## TEXTO DE APOIO:
ESCRIVÃO JOSÉ NOTIFICADO COMO DECLARANTE NO “CASO RUSSOS”: HIGINO CARNEIRO, LUCAMBA “GATO” ACJ GOVERNADOR DE MALANGE E OUTROS SERÃO OS PRÓXIMOS
O director-geral do Jornal Hora H, Escrivão José, foi notificado no passado dia 3 de Março para comparecer na sessão de julgamento desta terça-feira, 24, no âmbito do processo que envolve dois cidadãos russos e os angolanos Buca Tanda e Amor Carlos Tomé. Escrivão integra a lista de declarantes do processo, cuja primeira audiência acabou por ser suspensa, após a apresentação de várias questões prévias levantadas pelas equipas de defesa.
Apesar da suspensão, o jornalista deverá comparecer na próxima sessão, marcada para o dia 14 de Abril, por alegado contacto com o arguido Amor Carlos Tomé. Sem avançar detalhes, por se tratar de matéria em segredo de justiça, afirmou estar tranquilo, por considerar não ter qualquer envolvimento no caso.
A sessão inicial ficou marcada pela fase de questões prévias, etapa processual que antecede a produção de provas, na qual os advogados apresentam ao tribunal matérias que devem ser previamente resolvidas.

No decurso desta fase, os advogados de defesa dos cidadãos russos e angolanos alegaram excesso de prisão preventiva dos arguidos e solicitaram a audição de diversas figuras políticas, tanto da UNITA como do MPLA, bem como líderes de associações de taxistas.
O advogado dos cidadãos russos, Eliseu Nguinite, defendeu a necessidade de serem ouvidos, na qualidade de declarantes, o general Higino Carneiro, os generais Paulo Lukamba “Gato”, o Dino Matross, Adalberto Costa Júnior, Nelito Ekuikui, António Venâncio, o superintendente do Serviço de Investigação Criminal, Manuel, Rodrigo Catimba, Francisco Paciência, ambos da ANATA, Francisco Osvaldo, da ATA, além de um périto forense da Agência de Protecção de Dados.
Por sua vez, a defesa dos cidadãos angolanos, representada por David Guz, requereu a convocação, igualmente como declarantes, dos directores-gerais, do Caminhos de Ferro de Benguela, Endiama, Sodiama, Biocom, bem como do governador da província de Malanje.

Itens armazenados
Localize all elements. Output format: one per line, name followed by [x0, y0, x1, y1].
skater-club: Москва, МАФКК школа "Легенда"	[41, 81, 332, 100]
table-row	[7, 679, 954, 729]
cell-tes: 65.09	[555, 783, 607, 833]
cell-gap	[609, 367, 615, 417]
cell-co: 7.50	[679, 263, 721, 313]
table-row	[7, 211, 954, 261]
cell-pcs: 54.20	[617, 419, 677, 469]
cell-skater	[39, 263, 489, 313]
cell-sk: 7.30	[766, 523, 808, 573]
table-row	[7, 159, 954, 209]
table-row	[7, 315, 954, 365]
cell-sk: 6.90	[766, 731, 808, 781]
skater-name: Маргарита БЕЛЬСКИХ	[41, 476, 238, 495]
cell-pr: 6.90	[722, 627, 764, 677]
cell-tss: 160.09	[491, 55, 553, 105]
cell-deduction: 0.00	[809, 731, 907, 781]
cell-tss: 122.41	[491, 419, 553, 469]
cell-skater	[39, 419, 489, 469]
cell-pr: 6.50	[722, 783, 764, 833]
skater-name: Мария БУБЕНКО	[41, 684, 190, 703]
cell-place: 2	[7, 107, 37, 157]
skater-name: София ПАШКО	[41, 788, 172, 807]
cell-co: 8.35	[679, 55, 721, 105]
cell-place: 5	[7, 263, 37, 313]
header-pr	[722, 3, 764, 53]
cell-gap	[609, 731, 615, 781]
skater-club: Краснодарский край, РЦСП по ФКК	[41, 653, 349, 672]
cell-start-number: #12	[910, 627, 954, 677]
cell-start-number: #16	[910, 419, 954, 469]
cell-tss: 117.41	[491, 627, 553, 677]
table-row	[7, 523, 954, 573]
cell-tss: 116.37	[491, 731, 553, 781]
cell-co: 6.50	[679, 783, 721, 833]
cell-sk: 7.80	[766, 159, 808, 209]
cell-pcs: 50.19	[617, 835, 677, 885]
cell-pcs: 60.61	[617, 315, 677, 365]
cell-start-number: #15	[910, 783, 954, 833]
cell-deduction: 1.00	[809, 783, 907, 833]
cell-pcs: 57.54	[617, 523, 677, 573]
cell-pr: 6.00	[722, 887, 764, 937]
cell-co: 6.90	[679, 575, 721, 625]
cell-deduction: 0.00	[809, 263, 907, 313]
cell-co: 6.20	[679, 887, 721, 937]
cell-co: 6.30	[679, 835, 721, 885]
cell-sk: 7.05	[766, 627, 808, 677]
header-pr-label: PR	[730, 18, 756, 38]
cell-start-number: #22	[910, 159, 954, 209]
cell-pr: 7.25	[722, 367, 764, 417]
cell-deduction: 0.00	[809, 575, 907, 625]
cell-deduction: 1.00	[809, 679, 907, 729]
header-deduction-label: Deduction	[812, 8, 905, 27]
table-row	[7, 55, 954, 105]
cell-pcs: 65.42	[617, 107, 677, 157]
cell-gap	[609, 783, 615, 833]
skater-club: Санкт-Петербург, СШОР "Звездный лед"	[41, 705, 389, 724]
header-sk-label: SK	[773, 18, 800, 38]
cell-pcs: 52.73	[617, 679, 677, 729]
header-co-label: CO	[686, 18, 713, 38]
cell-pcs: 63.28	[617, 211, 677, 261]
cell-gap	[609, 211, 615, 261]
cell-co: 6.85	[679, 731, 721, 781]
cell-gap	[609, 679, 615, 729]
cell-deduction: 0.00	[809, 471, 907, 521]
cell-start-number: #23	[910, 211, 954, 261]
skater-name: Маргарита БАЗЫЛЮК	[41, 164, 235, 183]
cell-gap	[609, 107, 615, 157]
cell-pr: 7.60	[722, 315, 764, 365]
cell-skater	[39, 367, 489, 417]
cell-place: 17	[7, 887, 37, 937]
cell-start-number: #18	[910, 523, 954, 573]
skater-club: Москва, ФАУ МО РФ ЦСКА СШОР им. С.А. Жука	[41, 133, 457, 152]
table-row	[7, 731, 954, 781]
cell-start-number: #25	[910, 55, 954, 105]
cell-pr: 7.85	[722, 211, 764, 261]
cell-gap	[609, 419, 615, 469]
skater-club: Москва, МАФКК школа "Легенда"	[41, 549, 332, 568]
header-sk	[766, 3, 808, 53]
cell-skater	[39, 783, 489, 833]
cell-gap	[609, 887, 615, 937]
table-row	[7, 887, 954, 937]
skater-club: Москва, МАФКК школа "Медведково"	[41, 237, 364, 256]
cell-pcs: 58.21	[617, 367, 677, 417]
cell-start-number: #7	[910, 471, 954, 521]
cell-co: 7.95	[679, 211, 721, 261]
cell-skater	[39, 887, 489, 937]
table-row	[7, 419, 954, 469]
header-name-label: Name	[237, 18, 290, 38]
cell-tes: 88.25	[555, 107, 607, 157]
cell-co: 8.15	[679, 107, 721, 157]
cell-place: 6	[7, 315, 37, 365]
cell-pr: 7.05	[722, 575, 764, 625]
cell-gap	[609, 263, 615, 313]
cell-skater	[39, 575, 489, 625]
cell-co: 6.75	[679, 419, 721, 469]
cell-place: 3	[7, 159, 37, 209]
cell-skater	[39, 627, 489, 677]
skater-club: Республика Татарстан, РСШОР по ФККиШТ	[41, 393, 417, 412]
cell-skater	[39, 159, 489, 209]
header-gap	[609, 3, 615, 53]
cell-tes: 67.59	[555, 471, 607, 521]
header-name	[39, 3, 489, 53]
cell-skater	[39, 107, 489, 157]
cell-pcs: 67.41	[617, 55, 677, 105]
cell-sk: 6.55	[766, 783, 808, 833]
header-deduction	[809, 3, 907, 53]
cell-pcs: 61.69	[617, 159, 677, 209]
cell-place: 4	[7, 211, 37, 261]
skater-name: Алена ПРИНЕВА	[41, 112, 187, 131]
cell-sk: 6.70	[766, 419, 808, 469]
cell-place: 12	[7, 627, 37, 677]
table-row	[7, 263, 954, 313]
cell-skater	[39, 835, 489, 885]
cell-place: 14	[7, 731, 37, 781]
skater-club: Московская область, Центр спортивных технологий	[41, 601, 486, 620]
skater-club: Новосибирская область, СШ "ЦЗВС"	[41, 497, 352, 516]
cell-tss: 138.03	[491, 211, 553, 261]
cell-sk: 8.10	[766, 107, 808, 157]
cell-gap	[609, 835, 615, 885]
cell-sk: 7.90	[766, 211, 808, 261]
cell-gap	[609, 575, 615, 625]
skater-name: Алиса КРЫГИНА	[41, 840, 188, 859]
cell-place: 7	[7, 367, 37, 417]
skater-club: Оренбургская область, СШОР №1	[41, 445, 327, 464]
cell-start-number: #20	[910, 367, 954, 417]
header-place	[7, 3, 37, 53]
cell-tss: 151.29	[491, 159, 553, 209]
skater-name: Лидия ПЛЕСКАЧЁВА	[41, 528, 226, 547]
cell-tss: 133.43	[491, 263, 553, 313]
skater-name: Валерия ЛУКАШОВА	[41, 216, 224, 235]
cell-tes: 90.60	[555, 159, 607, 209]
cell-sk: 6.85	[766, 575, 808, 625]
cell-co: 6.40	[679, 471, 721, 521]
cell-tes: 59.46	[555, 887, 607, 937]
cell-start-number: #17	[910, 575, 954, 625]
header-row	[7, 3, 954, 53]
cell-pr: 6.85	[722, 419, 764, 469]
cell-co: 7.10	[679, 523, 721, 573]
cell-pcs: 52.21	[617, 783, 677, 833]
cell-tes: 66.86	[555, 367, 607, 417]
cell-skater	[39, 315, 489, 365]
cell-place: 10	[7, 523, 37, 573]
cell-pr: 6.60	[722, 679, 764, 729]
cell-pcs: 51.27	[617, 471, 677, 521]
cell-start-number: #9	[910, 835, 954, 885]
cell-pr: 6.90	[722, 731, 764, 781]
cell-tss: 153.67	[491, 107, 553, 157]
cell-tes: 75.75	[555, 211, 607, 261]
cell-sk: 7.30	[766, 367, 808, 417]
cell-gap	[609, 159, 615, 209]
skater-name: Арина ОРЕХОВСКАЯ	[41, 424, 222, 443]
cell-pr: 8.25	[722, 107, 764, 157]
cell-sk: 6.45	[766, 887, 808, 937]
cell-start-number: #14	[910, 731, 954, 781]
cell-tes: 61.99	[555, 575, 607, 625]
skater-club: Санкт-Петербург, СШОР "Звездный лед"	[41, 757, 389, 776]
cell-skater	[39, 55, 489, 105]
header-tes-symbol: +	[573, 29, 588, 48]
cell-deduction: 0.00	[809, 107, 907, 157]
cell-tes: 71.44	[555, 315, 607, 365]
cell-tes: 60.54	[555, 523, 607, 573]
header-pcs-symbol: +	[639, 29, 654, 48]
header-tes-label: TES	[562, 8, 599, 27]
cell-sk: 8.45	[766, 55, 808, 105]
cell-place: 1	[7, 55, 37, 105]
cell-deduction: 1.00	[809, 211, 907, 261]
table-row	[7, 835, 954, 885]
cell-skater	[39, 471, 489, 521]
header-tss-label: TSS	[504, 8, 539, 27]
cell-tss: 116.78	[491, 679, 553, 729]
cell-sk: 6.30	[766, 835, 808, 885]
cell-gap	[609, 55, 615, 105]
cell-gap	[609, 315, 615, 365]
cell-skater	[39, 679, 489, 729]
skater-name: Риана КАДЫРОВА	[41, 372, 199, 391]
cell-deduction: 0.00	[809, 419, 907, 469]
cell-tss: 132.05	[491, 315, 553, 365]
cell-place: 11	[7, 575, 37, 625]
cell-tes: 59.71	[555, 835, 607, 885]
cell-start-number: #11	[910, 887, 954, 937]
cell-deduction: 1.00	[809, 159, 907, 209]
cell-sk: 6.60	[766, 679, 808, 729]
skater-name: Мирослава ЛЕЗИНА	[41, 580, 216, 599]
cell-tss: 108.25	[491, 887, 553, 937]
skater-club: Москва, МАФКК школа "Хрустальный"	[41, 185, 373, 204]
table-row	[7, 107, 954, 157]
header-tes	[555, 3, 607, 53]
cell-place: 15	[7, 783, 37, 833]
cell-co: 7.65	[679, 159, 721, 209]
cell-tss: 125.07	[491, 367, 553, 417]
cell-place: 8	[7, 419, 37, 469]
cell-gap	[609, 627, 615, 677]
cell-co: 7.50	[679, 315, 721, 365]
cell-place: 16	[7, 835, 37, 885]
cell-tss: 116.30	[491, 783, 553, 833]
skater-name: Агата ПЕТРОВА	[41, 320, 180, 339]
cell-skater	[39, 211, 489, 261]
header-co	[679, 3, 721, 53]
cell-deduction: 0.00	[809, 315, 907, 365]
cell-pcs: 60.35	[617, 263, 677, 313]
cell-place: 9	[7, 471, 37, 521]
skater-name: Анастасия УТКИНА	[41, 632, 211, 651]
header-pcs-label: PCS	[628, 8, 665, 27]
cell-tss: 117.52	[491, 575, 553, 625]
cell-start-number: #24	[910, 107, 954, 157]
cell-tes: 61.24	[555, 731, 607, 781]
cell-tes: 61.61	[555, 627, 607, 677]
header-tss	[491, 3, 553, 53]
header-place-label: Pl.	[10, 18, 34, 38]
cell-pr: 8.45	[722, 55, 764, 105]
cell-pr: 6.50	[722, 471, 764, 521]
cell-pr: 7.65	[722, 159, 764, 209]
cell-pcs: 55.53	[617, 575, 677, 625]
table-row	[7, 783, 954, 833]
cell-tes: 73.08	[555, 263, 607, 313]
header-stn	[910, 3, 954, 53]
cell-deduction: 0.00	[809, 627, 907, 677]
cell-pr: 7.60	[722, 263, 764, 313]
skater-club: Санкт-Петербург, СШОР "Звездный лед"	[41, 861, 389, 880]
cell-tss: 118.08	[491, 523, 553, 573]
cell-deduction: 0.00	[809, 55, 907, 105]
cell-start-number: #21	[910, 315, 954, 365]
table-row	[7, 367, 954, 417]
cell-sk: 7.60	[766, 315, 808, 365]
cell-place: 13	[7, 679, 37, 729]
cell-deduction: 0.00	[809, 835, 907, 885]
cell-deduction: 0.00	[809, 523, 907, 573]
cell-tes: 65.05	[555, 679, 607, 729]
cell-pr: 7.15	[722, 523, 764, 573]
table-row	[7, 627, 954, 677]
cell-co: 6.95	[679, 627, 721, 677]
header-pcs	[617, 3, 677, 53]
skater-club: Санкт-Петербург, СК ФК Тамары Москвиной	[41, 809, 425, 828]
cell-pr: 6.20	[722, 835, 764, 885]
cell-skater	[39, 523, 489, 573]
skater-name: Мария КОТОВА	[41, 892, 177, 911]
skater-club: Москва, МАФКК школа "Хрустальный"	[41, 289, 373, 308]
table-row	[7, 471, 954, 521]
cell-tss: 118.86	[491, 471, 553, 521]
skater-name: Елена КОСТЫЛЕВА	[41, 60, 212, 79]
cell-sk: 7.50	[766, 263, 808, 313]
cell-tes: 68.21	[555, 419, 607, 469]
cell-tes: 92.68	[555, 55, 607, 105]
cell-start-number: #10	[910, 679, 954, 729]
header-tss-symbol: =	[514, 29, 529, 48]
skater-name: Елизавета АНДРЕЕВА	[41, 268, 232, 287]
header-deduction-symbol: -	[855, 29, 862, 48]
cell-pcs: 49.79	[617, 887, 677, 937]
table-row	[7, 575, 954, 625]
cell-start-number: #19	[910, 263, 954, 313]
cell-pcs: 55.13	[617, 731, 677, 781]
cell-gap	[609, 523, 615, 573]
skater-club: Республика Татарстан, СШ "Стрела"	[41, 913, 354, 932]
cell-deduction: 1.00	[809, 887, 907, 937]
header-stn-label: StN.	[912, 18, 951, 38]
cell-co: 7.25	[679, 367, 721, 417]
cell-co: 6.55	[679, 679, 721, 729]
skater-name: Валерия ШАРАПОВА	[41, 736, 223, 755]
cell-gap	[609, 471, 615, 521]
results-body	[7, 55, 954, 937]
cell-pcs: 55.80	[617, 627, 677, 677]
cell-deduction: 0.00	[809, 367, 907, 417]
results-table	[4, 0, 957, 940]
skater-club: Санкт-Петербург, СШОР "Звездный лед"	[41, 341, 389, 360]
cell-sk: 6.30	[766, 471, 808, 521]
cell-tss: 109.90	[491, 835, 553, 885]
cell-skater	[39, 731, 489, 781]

## ENUNCIADO:
Reescreva a notícia sobre o caso dos cidadãos russos a partir de "O advogado dos" e seguindo até "Protecção de Dados.", trocando "advogado" por "representante legal".

## RESPOSTA:
O representante legal dos cidadãos russos, Eliseu Nguinite, defendeu a necessidade de serem ouvidos, na qualidade de declarantes, o general Higino Carneiro, os generais Paulo Lukamba “Gato”, o Dino Matross, Adalberto Costa Júnior, Nelito Ekuikui, António Venâncio, o superintendente do Serviço de Investigação Criminal, Manuel, Rodrigo Catimba, Francisco Paciência, ambos da ANATA, Francisco Osvaldo, da ATA, além de um périto forense da Agência de Protecção de Dados.